Excerpt from a dataset
* * *

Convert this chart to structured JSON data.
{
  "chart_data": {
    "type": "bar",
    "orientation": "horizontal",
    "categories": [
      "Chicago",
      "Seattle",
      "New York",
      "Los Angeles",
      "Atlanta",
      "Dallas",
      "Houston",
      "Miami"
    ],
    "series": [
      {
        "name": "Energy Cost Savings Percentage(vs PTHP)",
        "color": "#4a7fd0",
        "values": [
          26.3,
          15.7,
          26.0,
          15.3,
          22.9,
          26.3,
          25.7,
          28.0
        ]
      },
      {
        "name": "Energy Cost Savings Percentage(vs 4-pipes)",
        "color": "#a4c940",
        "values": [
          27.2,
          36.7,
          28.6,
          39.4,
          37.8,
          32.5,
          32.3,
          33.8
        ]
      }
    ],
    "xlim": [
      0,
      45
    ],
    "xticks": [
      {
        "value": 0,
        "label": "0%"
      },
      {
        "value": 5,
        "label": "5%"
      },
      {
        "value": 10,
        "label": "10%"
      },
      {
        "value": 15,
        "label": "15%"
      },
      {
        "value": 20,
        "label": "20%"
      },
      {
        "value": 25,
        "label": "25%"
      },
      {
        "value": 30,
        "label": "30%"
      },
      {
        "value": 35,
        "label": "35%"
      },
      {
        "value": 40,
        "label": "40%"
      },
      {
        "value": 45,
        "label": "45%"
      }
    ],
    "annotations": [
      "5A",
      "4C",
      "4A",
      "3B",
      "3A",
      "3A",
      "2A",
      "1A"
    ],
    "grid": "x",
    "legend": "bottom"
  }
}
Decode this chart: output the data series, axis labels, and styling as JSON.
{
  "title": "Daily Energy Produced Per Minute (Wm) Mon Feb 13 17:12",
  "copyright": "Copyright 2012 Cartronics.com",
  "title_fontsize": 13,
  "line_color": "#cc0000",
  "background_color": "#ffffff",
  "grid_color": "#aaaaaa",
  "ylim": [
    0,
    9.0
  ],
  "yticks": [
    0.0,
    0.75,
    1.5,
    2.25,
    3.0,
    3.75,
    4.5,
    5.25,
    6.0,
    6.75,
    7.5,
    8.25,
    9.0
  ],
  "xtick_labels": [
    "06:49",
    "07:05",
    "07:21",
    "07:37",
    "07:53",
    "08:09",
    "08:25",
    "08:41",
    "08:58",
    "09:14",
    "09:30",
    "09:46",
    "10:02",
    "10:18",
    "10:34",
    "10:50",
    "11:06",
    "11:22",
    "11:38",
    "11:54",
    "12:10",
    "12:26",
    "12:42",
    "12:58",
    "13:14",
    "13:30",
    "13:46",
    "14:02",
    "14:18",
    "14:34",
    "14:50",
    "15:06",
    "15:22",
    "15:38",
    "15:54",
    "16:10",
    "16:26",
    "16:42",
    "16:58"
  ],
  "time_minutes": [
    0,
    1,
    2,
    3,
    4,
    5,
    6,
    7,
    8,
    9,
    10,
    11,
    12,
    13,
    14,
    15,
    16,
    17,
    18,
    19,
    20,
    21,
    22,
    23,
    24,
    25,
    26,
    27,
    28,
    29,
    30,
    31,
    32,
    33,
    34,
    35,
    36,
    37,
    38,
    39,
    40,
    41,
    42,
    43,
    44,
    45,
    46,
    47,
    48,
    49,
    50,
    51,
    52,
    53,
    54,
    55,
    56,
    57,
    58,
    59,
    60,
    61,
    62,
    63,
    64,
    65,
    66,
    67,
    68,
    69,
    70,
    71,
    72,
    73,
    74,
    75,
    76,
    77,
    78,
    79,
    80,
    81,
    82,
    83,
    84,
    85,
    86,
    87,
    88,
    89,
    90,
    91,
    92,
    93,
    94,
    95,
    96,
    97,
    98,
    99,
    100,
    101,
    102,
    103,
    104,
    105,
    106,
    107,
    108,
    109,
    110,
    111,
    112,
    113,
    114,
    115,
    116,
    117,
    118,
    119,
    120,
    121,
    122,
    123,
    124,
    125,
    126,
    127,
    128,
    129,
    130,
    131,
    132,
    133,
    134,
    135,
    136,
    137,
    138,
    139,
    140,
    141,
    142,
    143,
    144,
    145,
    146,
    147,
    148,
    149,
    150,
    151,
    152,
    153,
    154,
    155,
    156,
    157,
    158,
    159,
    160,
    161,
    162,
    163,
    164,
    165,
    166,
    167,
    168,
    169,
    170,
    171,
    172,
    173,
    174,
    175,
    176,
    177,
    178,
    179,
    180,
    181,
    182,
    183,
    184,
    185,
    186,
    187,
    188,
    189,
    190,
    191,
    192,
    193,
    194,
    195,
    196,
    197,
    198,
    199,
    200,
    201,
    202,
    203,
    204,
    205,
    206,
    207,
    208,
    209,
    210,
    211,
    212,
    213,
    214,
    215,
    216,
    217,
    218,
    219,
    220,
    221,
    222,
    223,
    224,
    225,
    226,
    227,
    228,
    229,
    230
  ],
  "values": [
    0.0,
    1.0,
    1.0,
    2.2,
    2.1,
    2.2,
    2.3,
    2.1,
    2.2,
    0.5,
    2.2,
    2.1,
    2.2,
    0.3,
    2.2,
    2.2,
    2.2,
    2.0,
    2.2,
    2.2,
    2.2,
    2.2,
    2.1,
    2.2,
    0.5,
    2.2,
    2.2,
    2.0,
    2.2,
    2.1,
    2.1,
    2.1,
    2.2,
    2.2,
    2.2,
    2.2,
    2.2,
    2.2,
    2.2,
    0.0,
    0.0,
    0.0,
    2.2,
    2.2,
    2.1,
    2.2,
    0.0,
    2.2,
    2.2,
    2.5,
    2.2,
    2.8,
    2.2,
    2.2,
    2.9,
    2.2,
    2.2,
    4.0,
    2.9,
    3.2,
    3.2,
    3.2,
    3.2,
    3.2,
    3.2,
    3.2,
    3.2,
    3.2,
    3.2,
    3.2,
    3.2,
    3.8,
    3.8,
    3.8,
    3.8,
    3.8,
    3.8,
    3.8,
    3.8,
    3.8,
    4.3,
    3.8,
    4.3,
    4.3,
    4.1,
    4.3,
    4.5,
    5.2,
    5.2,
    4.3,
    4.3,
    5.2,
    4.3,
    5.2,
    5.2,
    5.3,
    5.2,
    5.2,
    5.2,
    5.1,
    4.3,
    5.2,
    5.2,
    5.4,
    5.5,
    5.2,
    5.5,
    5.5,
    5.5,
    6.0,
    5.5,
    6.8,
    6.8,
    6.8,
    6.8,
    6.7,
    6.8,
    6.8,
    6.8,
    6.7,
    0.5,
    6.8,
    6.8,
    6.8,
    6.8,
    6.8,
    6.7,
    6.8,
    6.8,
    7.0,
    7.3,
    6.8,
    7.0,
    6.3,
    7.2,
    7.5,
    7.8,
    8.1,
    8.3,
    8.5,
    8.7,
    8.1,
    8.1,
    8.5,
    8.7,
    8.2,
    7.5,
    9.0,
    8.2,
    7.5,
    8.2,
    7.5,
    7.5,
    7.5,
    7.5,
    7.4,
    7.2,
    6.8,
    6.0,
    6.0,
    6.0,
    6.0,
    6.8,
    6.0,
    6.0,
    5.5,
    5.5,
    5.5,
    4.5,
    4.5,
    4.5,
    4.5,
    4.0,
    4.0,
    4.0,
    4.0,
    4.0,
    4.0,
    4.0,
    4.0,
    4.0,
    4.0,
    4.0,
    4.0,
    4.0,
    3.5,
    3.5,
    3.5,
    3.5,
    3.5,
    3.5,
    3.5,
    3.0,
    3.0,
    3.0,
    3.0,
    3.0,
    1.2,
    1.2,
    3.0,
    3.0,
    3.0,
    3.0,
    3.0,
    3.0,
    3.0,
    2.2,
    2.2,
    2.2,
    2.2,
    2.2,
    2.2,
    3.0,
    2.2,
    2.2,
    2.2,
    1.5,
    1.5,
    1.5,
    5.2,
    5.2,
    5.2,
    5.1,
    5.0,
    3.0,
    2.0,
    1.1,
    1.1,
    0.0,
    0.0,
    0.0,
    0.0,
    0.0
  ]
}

* * *

→ **DIRECTION**
Gather each line in these records that contains the string "Savings".

→ **WORKED ANSWER**
        "name": "Energy Cost Savings Percentage(vs PTHP)",
        "name": "Energy Cost Savings Percentage(vs 4-pipes)",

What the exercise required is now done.